— Begin DATA PROVIDED —
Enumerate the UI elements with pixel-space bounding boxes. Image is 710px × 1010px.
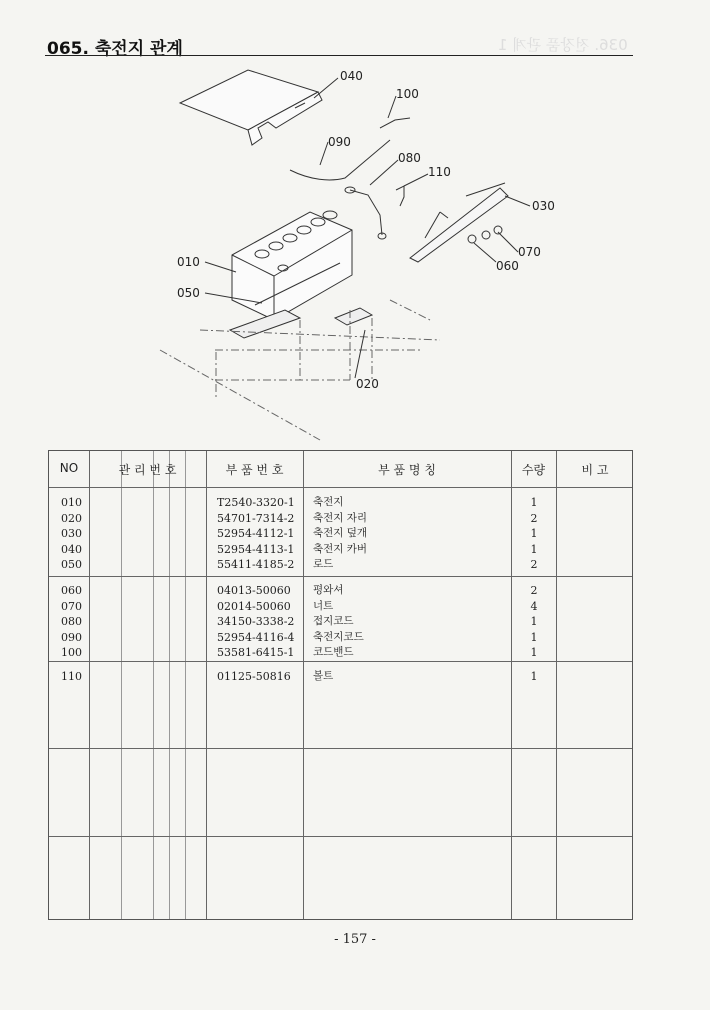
row-qty: 1	[530, 630, 538, 644]
row-part-no: 53581-6415-1	[217, 646, 295, 660]
row-no: 100	[61, 646, 82, 660]
row-part-name: 축전지코드	[313, 630, 364, 643]
battery-cover-part	[180, 70, 318, 130]
row-qty: 1	[530, 670, 538, 683]
row-qty: 1	[530, 542, 538, 556]
callout-090: 090	[328, 135, 351, 149]
row-part-name: 로드	[313, 558, 334, 571]
bolt-part	[396, 186, 404, 206]
header-no: NO	[59, 461, 79, 475]
row-part-name: 평와셔	[313, 584, 344, 596]
row-no: 020	[61, 511, 82, 525]
callout-050: 050	[177, 286, 200, 300]
row-qty: 2	[530, 584, 538, 597]
row-qty: 1	[530, 527, 538, 541]
row-no: 090	[61, 630, 82, 644]
row-part-name: 코드밴드	[313, 646, 354, 659]
row-no: 050	[61, 558, 82, 572]
row-part-name: 너트	[313, 599, 334, 612]
row-part-no: 01125-50816	[217, 670, 291, 683]
row-no: 070	[61, 599, 82, 613]
callout-070: 070	[518, 245, 541, 259]
row-part-no: 04013-50060	[217, 584, 291, 597]
callout-030: 030	[532, 199, 555, 213]
row-part-no: 02014-50060	[217, 599, 291, 613]
battery-exploded-diagram	[0, 0, 710, 450]
ground-cord-part	[350, 190, 382, 235]
washer-part	[468, 235, 476, 243]
row-qty: 4	[530, 599, 538, 613]
row-part-name: 볼트	[313, 670, 334, 682]
row-part-name: 접지코드	[313, 615, 354, 628]
row-qty: 1	[530, 615, 538, 629]
row-no: 040	[61, 542, 82, 556]
row-part-no: 34150-3338-2	[217, 615, 295, 629]
battery-bracket-part	[410, 188, 508, 262]
row-part-name: 축전지 카버	[313, 542, 368, 555]
row-qty: 2	[530, 511, 538, 525]
header-remarks: 비 고	[581, 463, 609, 477]
callout-080: 080	[398, 151, 421, 165]
row-part-name: 축전지 덮개	[313, 527, 368, 540]
row-no: 110	[61, 670, 82, 683]
callout-100: 100	[396, 87, 419, 101]
nut-part	[482, 231, 490, 239]
page-title: 065. 축전지 관계	[47, 39, 183, 59]
page-number: - 157 -	[334, 932, 376, 947]
row-part-no: 52954-4112-1	[217, 527, 295, 541]
row-part-no: 52954-4113-1	[217, 542, 295, 556]
row-no: 080	[61, 615, 82, 629]
row-qty: 1	[530, 646, 538, 660]
callout-040: 040	[340, 69, 363, 83]
parts-table	[48, 450, 633, 920]
header-management-no: 관 리 번 호	[118, 463, 177, 477]
callout-060: 060	[496, 259, 519, 273]
header-part-name: 부 품 명 칭	[378, 463, 436, 477]
row-qty: 2	[530, 558, 538, 572]
callout-110: 110	[428, 165, 451, 179]
callout-020: 020	[356, 377, 379, 391]
header-qty: 수량	[521, 463, 546, 477]
header-part-no: 부 품 번 호	[225, 463, 284, 477]
row-no: 030	[61, 527, 82, 541]
row-no: 010	[61, 496, 82, 509]
row-part-no: 54701-7314-2	[217, 511, 295, 525]
row-part-no: T2540-3320-1	[217, 496, 295, 509]
bleed-through-title: 036. 전장품 관계 1	[498, 36, 628, 54]
row-no: 060	[61, 584, 82, 597]
row-part-name: 축전지 자리	[313, 511, 368, 524]
row-part-name: 축전지	[313, 496, 344, 508]
row-part-no: 55411-4185-2	[217, 558, 295, 572]
row-qty: 1	[530, 496, 538, 509]
callout-010: 010	[177, 255, 200, 269]
row-part-no: 52954-4116-4	[217, 630, 295, 644]
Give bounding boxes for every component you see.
— End DATA PROVIDED —
Could you return every line of the listing above word for word, leaving out the picture?

Enumerate the UI elements with pixel-space bounding boxes. Image is 710px × 1010px.
row-qty: 1	[530, 630, 538, 644]
row-part-no: 53581-6415-1	[217, 646, 295, 660]
row-no: 100	[61, 646, 82, 660]
row-part-name: 축전지코드	[313, 630, 364, 643]
battery-cover-part	[180, 70, 318, 130]
row-qty: 1	[530, 670, 538, 683]
row-qty: 1	[530, 542, 538, 556]
callout-090: 090	[328, 135, 351, 149]
row-part-name: 로드	[313, 558, 334, 571]
bolt-part	[396, 186, 404, 206]
header-no: NO	[59, 461, 79, 475]
row-part-name: 평와셔	[313, 584, 344, 596]
row-no: 020	[61, 511, 82, 525]
callout-050: 050	[177, 286, 200, 300]
row-qty: 2	[530, 584, 538, 597]
row-qty: 1	[530, 527, 538, 541]
row-no: 090	[61, 630, 82, 644]
row-part-name: 코드밴드	[313, 646, 354, 659]
row-no: 050	[61, 558, 82, 572]
row-part-name: 너트	[313, 599, 334, 612]
row-part-no: 01125-50816	[217, 670, 291, 683]
row-no: 070	[61, 599, 82, 613]
callout-070: 070	[518, 245, 541, 259]
row-part-no: 04013-50060	[217, 584, 291, 597]
callout-030: 030	[532, 199, 555, 213]
row-part-no: 02014-50060	[217, 599, 291, 613]
battery-exploded-diagram	[0, 0, 710, 450]
ground-cord-part	[350, 190, 382, 235]
washer-part	[468, 235, 476, 243]
row-qty: 4	[530, 599, 538, 613]
row-part-name: 볼트	[313, 670, 334, 682]
row-part-name: 접지코드	[313, 615, 354, 628]
row-qty: 1	[530, 615, 538, 629]
row-no: 040	[61, 542, 82, 556]
row-part-no: 34150-3338-2	[217, 615, 295, 629]
battery-bracket-part	[410, 188, 508, 262]
row-part-name: 축전지 카버	[313, 542, 368, 555]
row-qty: 2	[530, 511, 538, 525]
header-remarks: 비 고	[581, 463, 609, 477]
callout-080: 080	[398, 151, 421, 165]
row-part-name: 축전지 덮개	[313, 527, 368, 540]
row-no: 110	[61, 670, 82, 683]
callout-100: 100	[396, 87, 419, 101]
nut-part	[482, 231, 490, 239]
page-title: 065. 축전지 관계	[47, 39, 183, 59]
page-number: - 157 -	[334, 932, 376, 947]
row-part-no: 52954-4112-1	[217, 527, 295, 541]
row-part-no: 52954-4113-1	[217, 542, 295, 556]
row-no: 080	[61, 615, 82, 629]
row-qty: 1	[530, 646, 538, 660]
callout-040: 040	[340, 69, 363, 83]
parts-table	[48, 450, 633, 920]
header-management-no: 관 리 번 호	[118, 463, 177, 477]
callout-060: 060	[496, 259, 519, 273]
header-part-name: 부 품 명 칭	[378, 463, 436, 477]
row-qty: 2	[530, 558, 538, 572]
callout-110: 110	[428, 165, 451, 179]
callout-020: 020	[356, 377, 379, 391]
header-qty: 수량	[521, 463, 546, 477]
header-part-no: 부 품 번 호	[225, 463, 284, 477]
row-no: 030	[61, 527, 82, 541]
row-no: 010	[61, 496, 82, 509]
row-part-no: 54701-7314-2	[217, 511, 295, 525]
row-part-no: T2540-3320-1	[217, 496, 295, 509]
bleed-through-title: 036. 전장품 관계 1	[498, 36, 628, 54]
row-no: 060	[61, 584, 82, 597]
row-part-name: 축전지 자리	[313, 511, 368, 524]
row-part-name: 축전지	[313, 496, 344, 508]
row-part-no: 55411-4185-2	[217, 558, 295, 572]
row-qty: 1	[530, 496, 538, 509]
callout-010: 010	[177, 255, 200, 269]
row-part-no: 52954-4116-4	[217, 630, 295, 644]
Give bounding boxes for every component you see.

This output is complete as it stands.